-- START MATERIAL FOR THE TASK --

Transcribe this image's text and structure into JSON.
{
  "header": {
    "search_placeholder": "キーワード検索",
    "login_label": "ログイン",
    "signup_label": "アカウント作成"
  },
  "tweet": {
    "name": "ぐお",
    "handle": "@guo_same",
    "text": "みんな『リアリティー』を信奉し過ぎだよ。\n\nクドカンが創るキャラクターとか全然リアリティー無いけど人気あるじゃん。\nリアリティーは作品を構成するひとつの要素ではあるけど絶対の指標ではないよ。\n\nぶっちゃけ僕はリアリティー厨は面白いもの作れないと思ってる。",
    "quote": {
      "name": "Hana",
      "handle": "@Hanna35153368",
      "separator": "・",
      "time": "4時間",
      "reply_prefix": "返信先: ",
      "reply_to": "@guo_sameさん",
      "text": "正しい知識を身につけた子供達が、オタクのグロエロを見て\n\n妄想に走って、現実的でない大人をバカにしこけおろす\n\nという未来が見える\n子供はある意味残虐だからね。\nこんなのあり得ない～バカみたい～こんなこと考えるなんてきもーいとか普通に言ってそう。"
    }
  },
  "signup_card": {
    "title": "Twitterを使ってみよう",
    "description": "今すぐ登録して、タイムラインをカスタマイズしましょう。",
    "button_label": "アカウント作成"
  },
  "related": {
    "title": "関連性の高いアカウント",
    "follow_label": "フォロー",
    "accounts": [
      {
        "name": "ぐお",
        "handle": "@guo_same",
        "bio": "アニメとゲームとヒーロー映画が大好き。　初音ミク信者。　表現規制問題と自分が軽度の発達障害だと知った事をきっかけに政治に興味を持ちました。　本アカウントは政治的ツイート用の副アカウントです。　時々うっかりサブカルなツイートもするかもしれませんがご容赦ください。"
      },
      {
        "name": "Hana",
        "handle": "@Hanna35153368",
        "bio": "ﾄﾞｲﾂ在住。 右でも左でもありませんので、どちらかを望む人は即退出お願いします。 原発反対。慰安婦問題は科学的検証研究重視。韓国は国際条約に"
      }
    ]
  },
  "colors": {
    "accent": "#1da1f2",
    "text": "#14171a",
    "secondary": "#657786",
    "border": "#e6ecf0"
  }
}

-- END MATERIAL FOR THE TASK --

### SET PROBLEM
Make an exact copy of the material above.

### SOLVED PROBLEM
Transcribe this image's text and structure into JSON.
{
  "header": {
    "search_placeholder": "キーワード検索",
    "login_label": "ログイン",
    "signup_label": "アカウント作成"
  },
  "tweet": {
    "name": "ぐお",
    "handle": "@guo_same",
    "text": "みんな『リアリティー』を信奉し過ぎだよ。\n\nクドカンが創るキャラクターとか全然リアリティー無いけど人気あるじゃん。\nリアリティーは作品を構成するひとつの要素ではあるけど絶対の指標ではないよ。\n\nぶっちゃけ僕はリアリティー厨は面白いもの作れないと思ってる。",
    "quote": {
      "name": "Hana",
      "handle": "@Hanna35153368",
      "separator": "・",
      "time": "4時間",
      "reply_prefix": "返信先: ",
      "reply_to": "@guo_sameさん",
      "text": "正しい知識を身につけた子供達が、オタクのグロエロを見て\n\n妄想に走って、現実的でない大人をバカにしこけおろす\n\nという未来が見える\n子供はある意味残虐だからね。\nこんなのあり得ない～バカみたい～こんなこと考えるなんてきもーいとか普通に言ってそう。"
    }
  },
  "signup_card": {
    "title": "Twitterを使ってみよう",
    "description": "今すぐ登録して、タイムラインをカスタマイズしましょう。",
    "button_label": "アカウント作成"
  },
  "related": {
    "title": "関連性の高いアカウント",
    "follow_label": "フォロー",
    "accounts": [
      {
        "name": "ぐお",
        "handle": "@guo_same",
        "bio": "アニメとゲームとヒーロー映画が大好き。　初音ミク信者。　表現規制問題と自分が軽度の発達障害だと知った事をきっかけに政治に興味を持ちました。　本アカウントは政治的ツイート用の副アカウントです。　時々うっかりサブカルなツイートもするかもしれませんがご容赦ください。"
      },
      {
        "name": "Hana",
        "handle": "@Hanna35153368",
        "bio": "ﾄﾞｲﾂ在住。 右でも左でもありませんので、どちらかを望む人は即退出お願いします。 原発反対。慰安婦問題は科学的検証研究重視。韓国は国際条約に"
      }
    ]
  },
  "colors": {
    "accent": "#1da1f2",
    "text": "#14171a",
    "secondary": "#657786",
    "border": "#e6ecf0"
  }
}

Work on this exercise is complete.